Aim »
Search the listing below for the string "victime" and copy every line where it occurs.

--- START OF Information given ---

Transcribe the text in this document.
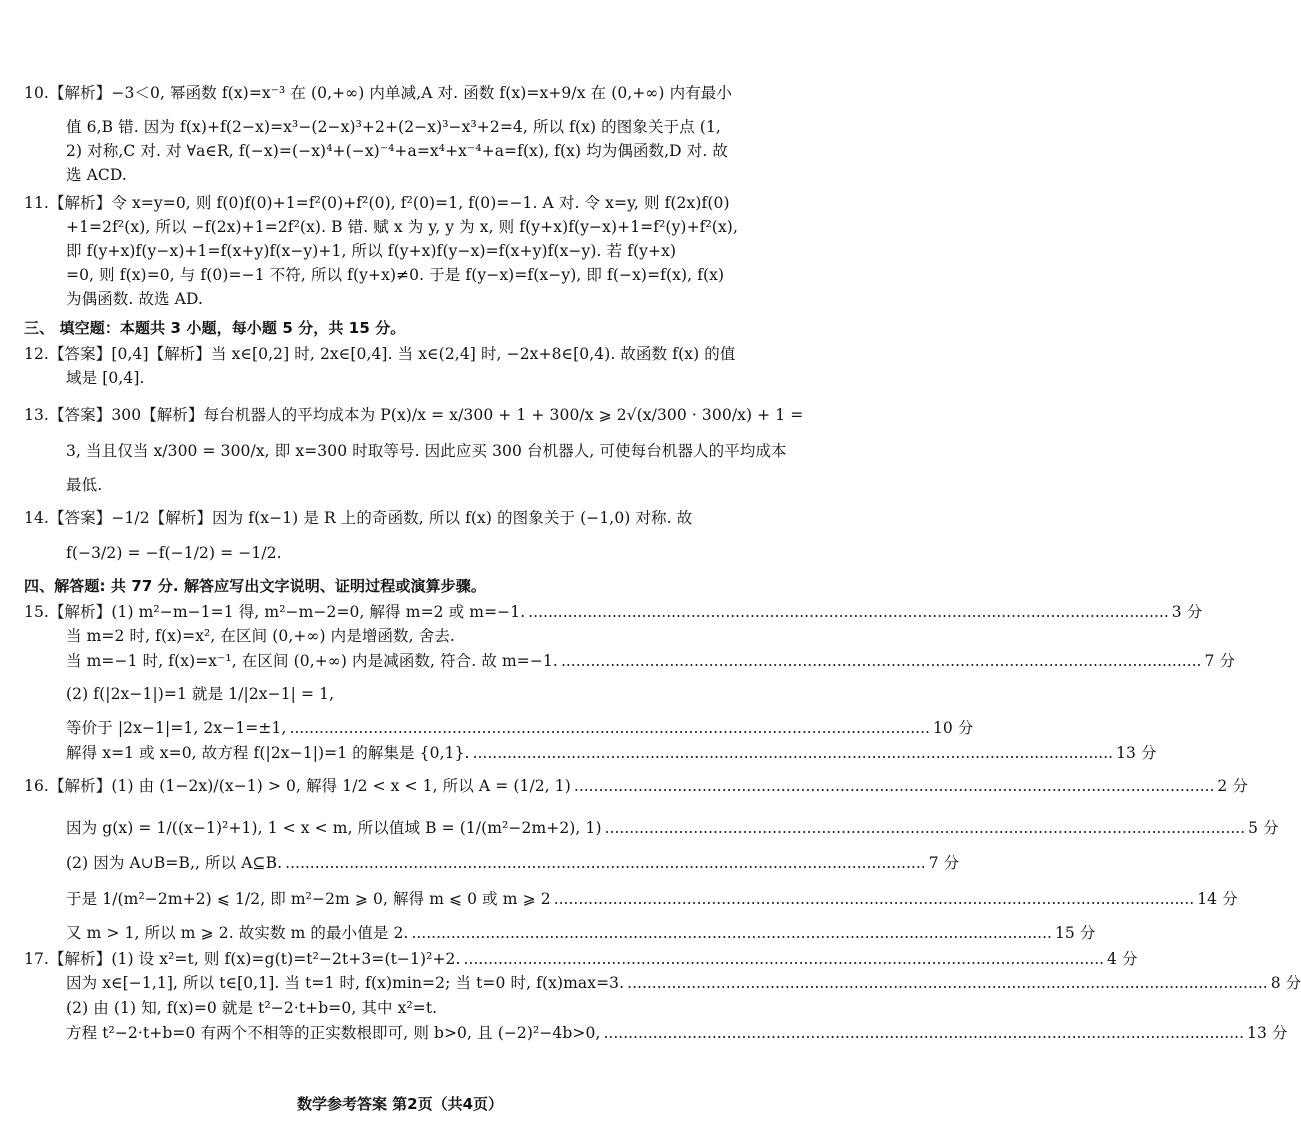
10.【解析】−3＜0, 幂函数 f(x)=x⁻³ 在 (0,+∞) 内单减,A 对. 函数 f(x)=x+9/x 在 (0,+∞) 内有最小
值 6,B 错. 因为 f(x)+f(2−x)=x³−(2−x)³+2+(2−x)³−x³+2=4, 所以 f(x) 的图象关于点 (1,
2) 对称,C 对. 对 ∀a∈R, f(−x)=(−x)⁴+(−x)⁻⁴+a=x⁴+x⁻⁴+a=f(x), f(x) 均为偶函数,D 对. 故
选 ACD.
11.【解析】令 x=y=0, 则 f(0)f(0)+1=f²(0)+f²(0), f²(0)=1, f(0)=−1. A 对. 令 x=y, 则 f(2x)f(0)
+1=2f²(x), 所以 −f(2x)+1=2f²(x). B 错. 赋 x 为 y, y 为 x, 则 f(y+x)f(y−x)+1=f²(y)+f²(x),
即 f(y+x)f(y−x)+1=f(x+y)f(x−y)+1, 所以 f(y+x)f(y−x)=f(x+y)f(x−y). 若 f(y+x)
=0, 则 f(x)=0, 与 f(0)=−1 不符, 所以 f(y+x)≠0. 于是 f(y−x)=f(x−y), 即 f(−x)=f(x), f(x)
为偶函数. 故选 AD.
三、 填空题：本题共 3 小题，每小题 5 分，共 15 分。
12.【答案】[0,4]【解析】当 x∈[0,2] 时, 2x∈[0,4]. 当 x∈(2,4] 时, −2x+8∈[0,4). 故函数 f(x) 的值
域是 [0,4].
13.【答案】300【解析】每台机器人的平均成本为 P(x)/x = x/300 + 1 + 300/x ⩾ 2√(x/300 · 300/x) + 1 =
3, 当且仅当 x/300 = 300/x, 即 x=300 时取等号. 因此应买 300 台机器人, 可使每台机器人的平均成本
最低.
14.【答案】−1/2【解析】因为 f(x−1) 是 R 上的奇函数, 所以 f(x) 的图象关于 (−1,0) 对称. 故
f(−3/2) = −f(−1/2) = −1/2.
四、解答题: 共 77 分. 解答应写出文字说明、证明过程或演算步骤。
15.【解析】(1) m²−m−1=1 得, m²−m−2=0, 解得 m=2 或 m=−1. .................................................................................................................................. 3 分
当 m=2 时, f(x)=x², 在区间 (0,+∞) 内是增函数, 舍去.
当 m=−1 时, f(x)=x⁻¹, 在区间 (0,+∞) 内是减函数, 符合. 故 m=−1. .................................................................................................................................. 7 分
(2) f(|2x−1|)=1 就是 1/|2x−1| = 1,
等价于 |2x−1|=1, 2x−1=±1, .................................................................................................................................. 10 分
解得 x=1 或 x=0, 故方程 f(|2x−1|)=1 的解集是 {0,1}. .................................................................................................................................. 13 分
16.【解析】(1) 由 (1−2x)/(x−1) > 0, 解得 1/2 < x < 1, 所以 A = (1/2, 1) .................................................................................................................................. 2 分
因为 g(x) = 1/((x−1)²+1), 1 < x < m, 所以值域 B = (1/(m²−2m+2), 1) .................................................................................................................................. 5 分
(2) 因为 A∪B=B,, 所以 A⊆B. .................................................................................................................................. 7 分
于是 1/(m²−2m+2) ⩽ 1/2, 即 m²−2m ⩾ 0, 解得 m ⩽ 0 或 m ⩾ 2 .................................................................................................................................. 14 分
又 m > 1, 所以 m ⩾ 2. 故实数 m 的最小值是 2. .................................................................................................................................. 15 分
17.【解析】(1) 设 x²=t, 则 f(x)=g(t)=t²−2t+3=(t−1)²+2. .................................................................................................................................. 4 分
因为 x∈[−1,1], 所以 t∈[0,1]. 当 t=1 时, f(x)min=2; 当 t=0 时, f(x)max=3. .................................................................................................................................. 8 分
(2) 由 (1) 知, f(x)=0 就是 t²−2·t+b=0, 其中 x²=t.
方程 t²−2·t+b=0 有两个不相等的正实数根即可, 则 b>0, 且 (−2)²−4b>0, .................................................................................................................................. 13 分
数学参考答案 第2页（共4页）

--- END OF Information given ---
--- START OF Information given ---

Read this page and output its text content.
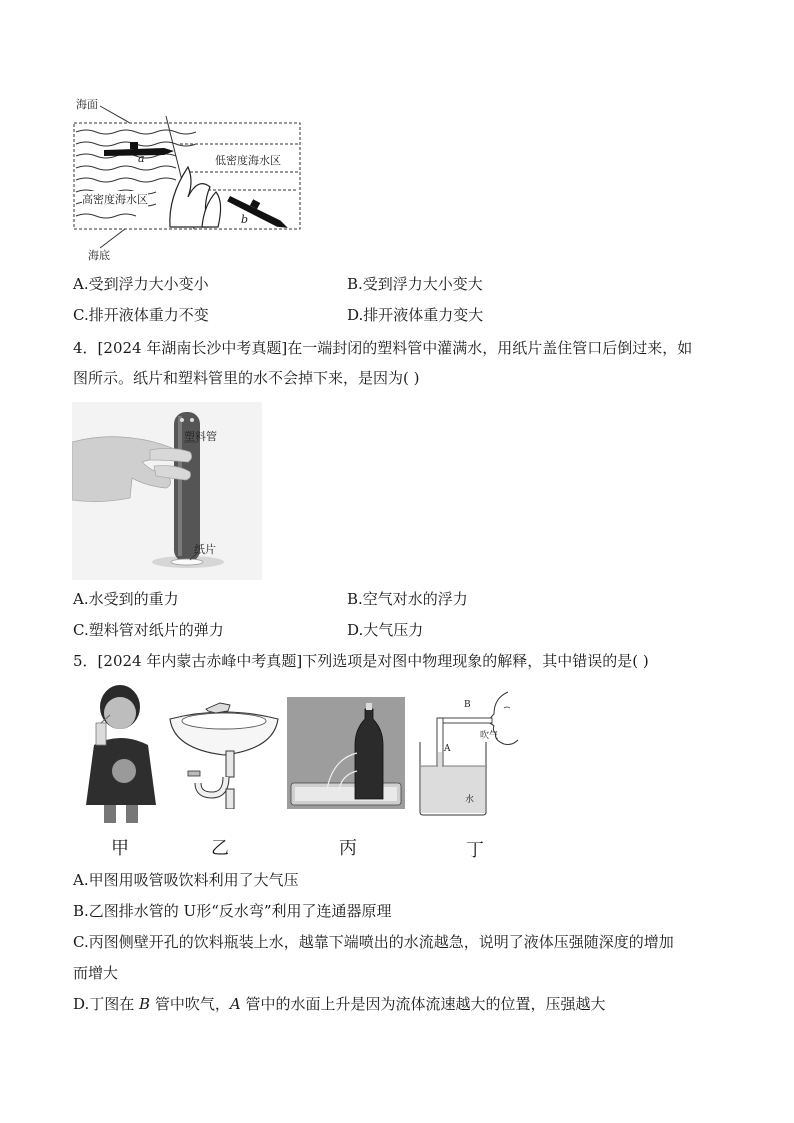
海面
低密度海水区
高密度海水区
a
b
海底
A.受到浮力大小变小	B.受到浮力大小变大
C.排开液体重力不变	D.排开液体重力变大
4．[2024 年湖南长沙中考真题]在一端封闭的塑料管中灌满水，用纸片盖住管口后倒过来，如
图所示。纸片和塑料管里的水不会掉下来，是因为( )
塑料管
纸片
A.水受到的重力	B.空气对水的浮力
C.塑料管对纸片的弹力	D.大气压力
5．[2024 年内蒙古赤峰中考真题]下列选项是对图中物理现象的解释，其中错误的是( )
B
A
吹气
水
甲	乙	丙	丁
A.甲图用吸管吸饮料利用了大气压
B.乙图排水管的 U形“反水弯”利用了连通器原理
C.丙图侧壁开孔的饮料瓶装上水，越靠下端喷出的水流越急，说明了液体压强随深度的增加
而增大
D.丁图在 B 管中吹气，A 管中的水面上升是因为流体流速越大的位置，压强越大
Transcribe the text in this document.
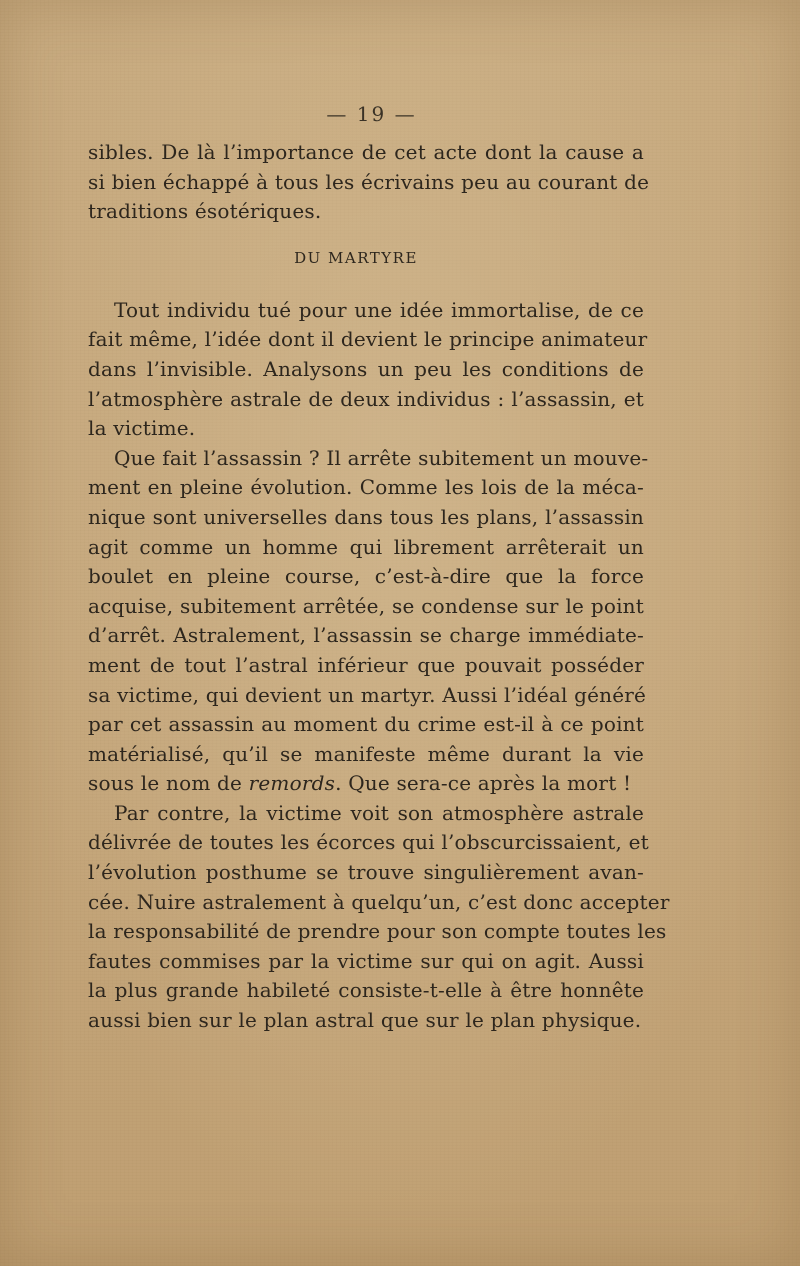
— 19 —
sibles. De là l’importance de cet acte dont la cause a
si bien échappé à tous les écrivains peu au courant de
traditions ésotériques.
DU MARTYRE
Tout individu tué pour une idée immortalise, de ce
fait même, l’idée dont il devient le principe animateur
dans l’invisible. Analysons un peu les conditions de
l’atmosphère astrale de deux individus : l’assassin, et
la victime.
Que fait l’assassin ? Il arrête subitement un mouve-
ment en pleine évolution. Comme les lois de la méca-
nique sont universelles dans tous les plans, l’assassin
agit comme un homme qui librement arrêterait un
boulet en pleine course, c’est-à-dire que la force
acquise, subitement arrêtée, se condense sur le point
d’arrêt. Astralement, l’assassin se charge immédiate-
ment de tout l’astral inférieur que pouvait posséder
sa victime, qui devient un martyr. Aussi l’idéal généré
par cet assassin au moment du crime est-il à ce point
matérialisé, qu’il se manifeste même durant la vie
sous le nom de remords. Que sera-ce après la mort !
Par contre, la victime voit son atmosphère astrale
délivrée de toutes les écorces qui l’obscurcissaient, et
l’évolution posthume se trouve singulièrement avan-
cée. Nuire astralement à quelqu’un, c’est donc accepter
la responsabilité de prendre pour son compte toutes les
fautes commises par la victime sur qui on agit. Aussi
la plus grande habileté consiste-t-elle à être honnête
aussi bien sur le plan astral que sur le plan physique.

--- END OF Information given ---

Correct answer »
la victime.
sa victime, qui devient un martyr. Aussi l’idéal généré
Par contre, la victime voit son atmosphère astrale
fautes commises par la victime sur qui on agit. Aussi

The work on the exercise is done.